## START DATASET CONTENT

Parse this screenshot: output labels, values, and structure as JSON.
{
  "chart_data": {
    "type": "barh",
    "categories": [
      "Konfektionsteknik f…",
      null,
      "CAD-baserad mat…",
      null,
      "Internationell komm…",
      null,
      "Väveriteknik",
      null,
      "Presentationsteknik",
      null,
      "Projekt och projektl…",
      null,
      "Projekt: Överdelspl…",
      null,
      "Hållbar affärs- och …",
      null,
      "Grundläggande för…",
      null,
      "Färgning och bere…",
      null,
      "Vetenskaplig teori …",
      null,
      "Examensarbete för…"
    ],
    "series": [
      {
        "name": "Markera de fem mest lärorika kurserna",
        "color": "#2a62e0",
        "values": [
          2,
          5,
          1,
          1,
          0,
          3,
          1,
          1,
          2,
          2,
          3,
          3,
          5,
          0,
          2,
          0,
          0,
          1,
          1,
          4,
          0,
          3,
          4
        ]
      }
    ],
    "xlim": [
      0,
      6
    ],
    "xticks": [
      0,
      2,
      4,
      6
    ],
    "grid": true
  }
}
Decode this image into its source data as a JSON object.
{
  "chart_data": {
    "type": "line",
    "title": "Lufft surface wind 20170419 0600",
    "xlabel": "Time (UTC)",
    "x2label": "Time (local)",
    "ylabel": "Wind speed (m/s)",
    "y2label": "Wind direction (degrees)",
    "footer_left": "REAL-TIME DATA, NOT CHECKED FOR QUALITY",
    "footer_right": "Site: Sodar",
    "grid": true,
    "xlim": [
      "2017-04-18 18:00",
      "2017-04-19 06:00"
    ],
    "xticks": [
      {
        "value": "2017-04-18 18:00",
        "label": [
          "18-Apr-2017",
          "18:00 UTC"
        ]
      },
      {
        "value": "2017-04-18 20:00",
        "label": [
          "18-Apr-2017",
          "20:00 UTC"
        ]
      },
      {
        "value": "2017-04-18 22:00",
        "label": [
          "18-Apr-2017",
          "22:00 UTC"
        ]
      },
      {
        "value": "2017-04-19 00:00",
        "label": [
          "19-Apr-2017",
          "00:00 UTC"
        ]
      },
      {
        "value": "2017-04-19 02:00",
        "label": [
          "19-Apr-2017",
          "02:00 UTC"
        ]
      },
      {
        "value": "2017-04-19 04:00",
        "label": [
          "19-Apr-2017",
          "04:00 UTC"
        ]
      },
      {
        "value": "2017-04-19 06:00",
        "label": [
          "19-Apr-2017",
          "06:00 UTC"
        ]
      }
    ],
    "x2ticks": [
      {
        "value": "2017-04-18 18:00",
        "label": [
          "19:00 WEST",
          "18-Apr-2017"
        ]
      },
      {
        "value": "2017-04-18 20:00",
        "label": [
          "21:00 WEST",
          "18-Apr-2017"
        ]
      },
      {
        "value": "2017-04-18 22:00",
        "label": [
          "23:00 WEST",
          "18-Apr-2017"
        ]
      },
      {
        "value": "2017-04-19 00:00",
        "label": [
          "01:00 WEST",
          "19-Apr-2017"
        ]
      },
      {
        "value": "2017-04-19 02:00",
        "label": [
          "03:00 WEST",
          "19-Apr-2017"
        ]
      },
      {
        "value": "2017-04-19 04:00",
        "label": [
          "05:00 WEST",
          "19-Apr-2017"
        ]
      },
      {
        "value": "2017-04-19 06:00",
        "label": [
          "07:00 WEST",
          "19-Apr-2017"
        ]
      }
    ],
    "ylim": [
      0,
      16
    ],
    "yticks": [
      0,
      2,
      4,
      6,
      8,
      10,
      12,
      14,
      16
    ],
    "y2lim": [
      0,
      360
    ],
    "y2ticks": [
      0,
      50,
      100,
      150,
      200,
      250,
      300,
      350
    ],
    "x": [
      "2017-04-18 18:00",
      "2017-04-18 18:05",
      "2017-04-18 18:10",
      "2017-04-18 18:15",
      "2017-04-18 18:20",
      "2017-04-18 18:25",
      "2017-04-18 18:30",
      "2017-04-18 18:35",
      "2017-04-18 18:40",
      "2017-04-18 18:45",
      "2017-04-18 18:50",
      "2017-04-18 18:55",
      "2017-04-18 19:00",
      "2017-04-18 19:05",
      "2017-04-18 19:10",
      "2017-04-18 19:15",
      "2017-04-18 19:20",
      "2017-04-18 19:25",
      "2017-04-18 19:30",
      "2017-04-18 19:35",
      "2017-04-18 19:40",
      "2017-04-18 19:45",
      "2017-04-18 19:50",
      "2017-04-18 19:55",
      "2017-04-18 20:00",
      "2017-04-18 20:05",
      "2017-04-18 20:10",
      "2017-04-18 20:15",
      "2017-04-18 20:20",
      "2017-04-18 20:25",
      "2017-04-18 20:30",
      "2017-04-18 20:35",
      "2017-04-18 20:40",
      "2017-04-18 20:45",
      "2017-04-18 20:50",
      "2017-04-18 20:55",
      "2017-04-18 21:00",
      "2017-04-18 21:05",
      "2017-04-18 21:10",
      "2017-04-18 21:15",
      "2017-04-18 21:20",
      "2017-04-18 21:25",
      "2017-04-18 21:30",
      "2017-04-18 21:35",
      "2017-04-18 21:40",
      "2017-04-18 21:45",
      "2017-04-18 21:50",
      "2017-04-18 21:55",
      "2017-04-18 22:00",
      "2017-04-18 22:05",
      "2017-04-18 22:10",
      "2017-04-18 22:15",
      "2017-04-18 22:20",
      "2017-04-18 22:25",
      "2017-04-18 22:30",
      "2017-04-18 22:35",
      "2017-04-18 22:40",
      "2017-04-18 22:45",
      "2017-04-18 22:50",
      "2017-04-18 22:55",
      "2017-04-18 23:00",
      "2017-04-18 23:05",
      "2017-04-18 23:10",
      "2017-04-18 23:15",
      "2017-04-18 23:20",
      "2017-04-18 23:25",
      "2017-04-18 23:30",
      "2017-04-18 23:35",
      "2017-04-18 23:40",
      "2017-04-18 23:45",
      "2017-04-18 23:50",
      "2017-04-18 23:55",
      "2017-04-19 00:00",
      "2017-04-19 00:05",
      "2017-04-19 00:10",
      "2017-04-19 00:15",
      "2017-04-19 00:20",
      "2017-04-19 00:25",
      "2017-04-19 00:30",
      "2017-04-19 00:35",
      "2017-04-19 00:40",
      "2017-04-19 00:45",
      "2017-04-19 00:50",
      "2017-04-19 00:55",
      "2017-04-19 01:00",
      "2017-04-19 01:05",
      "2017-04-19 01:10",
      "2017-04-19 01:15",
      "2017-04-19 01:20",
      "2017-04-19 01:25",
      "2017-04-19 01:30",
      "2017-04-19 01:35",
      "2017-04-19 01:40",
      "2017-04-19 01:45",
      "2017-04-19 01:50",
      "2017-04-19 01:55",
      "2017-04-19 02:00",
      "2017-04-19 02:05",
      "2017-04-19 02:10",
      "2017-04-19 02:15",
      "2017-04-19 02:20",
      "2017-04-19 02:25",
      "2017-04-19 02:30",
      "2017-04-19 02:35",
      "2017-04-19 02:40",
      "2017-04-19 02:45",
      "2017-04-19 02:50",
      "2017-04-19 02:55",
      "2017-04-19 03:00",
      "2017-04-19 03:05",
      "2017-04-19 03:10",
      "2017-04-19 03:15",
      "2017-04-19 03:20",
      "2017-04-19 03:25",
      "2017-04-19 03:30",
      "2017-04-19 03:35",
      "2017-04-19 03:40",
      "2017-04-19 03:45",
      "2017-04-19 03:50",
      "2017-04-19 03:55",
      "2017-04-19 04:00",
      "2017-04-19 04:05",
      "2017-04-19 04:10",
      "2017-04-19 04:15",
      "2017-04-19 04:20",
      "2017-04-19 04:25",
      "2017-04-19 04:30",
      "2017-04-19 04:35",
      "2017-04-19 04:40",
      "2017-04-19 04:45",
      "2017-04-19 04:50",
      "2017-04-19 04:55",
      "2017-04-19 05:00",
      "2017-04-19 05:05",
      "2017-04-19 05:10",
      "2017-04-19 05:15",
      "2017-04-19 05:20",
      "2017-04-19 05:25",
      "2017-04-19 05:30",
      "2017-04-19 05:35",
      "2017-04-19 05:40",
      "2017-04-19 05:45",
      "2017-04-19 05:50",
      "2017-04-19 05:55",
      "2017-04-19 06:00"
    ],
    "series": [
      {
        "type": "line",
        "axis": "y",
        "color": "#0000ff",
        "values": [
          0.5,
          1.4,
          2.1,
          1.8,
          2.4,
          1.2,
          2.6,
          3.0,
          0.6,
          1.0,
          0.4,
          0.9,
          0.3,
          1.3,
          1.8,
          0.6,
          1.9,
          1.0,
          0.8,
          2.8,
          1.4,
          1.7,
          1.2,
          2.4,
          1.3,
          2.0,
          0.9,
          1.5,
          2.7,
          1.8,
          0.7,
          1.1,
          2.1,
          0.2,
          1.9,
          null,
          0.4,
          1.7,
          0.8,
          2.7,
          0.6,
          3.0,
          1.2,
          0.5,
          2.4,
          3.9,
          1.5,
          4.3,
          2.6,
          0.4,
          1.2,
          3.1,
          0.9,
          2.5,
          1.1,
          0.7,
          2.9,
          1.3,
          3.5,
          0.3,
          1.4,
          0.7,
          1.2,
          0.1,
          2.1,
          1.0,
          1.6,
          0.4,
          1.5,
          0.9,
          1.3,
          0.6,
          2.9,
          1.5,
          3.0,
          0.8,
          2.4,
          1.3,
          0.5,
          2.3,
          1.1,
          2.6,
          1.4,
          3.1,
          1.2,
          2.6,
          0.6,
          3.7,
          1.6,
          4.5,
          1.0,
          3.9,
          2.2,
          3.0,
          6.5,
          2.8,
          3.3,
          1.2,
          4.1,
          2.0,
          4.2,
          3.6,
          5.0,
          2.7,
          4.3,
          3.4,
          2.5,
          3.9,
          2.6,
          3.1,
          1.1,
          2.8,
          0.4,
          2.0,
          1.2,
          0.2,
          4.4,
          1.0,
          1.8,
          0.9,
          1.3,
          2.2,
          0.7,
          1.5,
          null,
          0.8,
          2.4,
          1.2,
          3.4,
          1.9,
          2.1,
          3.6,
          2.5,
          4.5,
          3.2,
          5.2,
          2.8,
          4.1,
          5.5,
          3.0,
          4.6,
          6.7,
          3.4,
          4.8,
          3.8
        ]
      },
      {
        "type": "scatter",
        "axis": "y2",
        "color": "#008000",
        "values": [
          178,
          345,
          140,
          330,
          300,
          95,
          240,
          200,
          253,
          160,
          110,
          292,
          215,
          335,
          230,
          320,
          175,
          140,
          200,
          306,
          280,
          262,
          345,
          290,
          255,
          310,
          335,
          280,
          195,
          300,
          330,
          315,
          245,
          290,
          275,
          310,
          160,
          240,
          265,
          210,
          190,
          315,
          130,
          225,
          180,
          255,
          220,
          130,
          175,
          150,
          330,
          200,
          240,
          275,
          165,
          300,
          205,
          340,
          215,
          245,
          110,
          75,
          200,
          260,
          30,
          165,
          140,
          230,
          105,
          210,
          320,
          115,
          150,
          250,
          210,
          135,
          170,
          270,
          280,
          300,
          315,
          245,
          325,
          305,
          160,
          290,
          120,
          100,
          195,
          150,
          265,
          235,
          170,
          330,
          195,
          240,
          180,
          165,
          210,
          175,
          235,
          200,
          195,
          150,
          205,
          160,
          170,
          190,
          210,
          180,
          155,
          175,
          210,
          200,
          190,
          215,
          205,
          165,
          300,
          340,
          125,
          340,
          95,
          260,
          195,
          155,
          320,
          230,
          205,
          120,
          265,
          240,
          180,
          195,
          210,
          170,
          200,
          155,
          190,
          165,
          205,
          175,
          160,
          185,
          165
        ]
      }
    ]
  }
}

## END DATASET CONTENT

* _STATED PROBLEM_
Identify each line in the entries with the word "WEST" and copy it.

* _FINISHED EXERCISE_
          "19:00 WEST",
          "21:00 WEST",
          "23:00 WEST",
          "01:00 WEST",
          "03:00 WEST",
          "05:00 WEST",
          "07:00 WEST",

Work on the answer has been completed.